— start Provided records —

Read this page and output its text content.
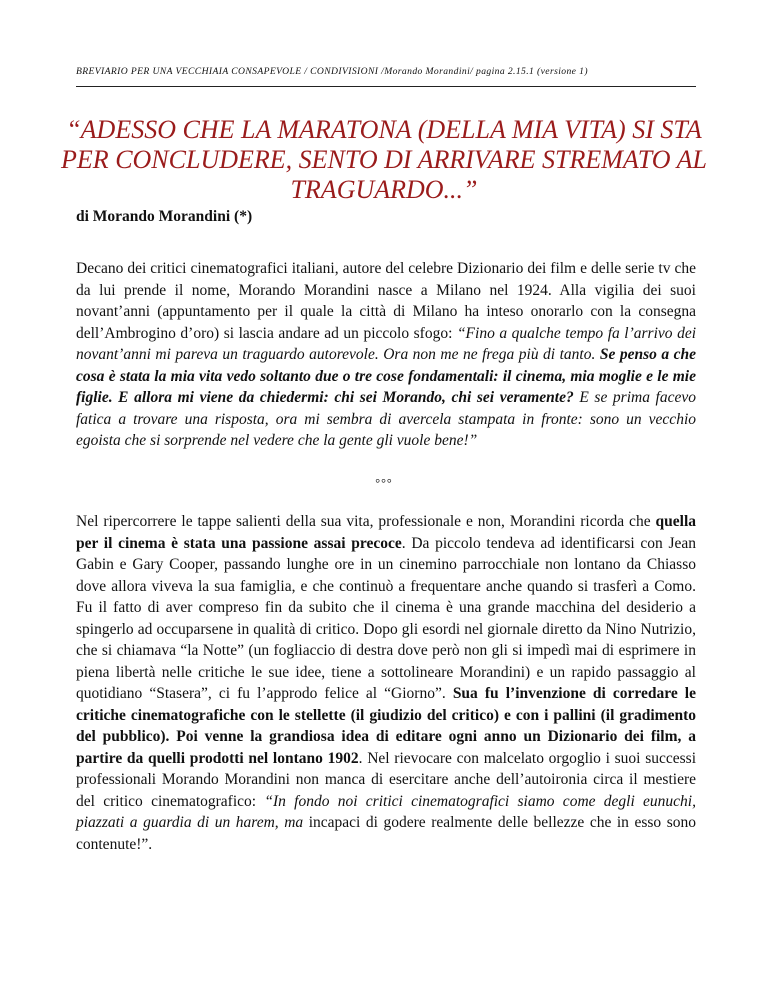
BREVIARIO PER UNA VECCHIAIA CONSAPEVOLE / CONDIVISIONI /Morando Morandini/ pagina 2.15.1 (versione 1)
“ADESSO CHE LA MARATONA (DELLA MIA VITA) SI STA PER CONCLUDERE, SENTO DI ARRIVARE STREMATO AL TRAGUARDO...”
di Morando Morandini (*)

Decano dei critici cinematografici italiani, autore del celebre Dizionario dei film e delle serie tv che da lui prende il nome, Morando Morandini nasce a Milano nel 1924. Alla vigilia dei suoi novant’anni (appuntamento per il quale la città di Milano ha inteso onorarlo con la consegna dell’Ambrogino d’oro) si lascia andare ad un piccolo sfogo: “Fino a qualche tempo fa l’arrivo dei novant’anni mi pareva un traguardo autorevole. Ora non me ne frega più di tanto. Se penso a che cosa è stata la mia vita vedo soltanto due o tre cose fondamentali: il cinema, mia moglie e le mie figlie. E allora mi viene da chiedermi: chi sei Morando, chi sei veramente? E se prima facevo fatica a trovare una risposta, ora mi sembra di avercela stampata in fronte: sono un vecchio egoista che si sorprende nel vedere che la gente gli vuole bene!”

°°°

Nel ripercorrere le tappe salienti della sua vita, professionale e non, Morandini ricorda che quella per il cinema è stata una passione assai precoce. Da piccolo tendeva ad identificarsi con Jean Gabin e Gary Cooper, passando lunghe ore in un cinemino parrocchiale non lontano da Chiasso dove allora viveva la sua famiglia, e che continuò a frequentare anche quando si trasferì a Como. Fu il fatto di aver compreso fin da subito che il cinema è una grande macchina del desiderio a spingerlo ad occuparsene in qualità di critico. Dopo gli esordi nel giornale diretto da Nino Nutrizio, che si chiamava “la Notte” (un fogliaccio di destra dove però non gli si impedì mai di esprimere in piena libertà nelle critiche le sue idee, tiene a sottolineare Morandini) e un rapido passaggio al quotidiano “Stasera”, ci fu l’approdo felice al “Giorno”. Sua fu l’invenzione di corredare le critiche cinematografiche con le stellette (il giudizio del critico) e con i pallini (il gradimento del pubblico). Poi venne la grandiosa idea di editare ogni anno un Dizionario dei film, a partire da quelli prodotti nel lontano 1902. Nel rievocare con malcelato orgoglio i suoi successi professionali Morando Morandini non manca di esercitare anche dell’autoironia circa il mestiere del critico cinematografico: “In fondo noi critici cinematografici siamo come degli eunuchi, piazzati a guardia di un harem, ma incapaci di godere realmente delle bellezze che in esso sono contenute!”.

— end Provided records —
— start Provided records —

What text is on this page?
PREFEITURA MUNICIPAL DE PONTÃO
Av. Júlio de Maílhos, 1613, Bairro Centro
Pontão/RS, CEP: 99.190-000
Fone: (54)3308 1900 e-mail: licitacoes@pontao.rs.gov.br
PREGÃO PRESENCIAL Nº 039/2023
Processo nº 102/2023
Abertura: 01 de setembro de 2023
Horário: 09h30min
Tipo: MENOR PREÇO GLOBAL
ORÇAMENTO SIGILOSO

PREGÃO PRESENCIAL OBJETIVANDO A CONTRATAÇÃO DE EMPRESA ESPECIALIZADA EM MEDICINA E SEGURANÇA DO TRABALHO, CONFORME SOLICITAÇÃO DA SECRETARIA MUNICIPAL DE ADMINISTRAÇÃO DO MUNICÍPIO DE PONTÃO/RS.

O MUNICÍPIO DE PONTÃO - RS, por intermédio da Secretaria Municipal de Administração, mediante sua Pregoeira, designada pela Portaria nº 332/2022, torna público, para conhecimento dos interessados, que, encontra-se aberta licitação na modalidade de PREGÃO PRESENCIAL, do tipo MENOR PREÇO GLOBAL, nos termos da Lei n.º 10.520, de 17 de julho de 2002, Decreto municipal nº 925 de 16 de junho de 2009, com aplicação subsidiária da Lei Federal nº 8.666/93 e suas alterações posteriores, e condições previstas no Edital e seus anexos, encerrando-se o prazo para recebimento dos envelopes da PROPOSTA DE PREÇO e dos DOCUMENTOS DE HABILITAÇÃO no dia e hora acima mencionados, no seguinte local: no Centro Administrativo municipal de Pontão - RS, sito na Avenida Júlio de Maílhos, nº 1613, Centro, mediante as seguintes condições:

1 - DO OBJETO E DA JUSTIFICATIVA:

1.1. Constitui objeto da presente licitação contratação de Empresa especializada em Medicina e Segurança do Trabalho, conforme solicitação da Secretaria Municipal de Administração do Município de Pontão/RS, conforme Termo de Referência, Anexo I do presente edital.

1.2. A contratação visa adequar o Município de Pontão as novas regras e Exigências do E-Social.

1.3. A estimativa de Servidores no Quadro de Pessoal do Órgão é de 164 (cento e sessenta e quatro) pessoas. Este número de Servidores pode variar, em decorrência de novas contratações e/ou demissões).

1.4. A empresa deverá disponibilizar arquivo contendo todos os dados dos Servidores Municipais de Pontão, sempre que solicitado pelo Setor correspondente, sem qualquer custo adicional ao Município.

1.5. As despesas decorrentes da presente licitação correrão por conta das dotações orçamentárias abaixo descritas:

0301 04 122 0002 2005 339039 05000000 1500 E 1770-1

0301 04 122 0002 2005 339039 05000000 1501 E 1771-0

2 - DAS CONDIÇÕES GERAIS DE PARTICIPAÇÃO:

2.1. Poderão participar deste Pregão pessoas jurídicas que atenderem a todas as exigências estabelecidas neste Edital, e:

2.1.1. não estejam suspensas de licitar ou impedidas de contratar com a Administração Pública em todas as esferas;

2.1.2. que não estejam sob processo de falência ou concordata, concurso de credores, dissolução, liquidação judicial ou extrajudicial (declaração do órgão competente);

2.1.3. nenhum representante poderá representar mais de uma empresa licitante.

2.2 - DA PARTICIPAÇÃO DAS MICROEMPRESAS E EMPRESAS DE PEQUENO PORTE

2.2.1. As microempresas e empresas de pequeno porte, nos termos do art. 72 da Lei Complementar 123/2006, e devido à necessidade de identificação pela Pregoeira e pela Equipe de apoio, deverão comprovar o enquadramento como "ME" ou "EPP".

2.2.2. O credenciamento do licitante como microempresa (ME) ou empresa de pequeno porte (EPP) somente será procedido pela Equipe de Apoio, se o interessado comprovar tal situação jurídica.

— end Provided records —

Count how many lines contain "pessoas" and give only that count.

2